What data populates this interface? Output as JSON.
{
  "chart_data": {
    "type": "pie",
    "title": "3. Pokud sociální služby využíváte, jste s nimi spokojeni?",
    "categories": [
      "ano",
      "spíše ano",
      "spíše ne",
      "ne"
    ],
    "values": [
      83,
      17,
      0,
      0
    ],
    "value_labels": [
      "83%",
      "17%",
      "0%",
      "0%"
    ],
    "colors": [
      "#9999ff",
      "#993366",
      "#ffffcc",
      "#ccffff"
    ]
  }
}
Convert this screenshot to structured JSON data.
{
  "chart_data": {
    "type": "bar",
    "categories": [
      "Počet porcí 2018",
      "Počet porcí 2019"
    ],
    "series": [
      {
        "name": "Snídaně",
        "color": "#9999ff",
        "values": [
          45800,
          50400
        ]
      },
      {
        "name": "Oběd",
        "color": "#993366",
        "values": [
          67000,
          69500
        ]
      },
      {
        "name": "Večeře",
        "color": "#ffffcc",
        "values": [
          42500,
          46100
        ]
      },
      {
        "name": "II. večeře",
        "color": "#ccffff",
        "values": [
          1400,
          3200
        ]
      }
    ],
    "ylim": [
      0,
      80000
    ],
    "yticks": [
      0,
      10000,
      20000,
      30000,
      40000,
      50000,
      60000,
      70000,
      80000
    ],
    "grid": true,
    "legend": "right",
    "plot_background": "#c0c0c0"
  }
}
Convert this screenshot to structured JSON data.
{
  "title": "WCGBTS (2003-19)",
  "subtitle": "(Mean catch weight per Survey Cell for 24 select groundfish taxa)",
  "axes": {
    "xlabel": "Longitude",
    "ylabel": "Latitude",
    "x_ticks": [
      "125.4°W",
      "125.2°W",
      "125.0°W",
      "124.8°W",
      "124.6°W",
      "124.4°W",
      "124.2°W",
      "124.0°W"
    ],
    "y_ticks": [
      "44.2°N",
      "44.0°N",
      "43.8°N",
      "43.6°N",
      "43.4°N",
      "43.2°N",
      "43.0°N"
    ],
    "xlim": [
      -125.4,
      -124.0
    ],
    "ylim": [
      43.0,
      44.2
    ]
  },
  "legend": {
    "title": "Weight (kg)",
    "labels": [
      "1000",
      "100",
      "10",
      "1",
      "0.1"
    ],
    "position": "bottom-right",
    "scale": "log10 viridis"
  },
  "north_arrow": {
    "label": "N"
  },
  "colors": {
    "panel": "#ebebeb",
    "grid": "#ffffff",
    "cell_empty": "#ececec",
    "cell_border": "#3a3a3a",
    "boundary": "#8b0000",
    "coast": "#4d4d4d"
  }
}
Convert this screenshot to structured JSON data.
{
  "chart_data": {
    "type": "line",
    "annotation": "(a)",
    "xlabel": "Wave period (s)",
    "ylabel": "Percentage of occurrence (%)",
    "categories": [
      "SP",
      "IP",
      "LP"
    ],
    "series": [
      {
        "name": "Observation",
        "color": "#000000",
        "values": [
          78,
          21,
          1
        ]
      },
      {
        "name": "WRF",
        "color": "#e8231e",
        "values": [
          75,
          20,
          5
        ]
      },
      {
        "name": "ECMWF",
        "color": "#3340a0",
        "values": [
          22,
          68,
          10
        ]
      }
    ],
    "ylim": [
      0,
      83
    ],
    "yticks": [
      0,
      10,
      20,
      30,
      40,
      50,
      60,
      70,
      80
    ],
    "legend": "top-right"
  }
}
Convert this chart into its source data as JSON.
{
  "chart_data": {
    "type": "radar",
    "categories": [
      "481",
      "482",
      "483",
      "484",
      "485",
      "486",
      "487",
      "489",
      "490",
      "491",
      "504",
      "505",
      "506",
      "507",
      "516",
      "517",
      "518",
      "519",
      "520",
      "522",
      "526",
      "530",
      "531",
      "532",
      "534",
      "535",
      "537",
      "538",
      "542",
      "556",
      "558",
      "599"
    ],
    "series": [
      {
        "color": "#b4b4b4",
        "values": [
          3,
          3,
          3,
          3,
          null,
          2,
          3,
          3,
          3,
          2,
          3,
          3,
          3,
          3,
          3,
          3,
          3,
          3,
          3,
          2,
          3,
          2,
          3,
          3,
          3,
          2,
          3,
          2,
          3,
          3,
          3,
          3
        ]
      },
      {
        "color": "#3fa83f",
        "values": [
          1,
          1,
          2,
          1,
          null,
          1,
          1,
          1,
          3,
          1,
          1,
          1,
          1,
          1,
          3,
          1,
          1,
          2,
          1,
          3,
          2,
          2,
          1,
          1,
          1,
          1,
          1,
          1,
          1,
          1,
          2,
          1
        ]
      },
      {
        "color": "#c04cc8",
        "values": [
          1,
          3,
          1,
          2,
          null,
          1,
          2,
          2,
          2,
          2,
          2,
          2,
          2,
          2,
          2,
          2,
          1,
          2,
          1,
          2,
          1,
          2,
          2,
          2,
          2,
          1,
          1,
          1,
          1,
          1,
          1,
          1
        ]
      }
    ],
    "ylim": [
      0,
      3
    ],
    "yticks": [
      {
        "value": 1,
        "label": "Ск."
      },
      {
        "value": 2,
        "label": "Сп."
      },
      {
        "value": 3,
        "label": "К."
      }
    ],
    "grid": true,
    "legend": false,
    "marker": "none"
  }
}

### Stated goal
In the entries above, identify every line with the word "right". Copy those lines.

### The result
    "legend": "right",
    "position": "bottom-right",
    "legend": "top-right"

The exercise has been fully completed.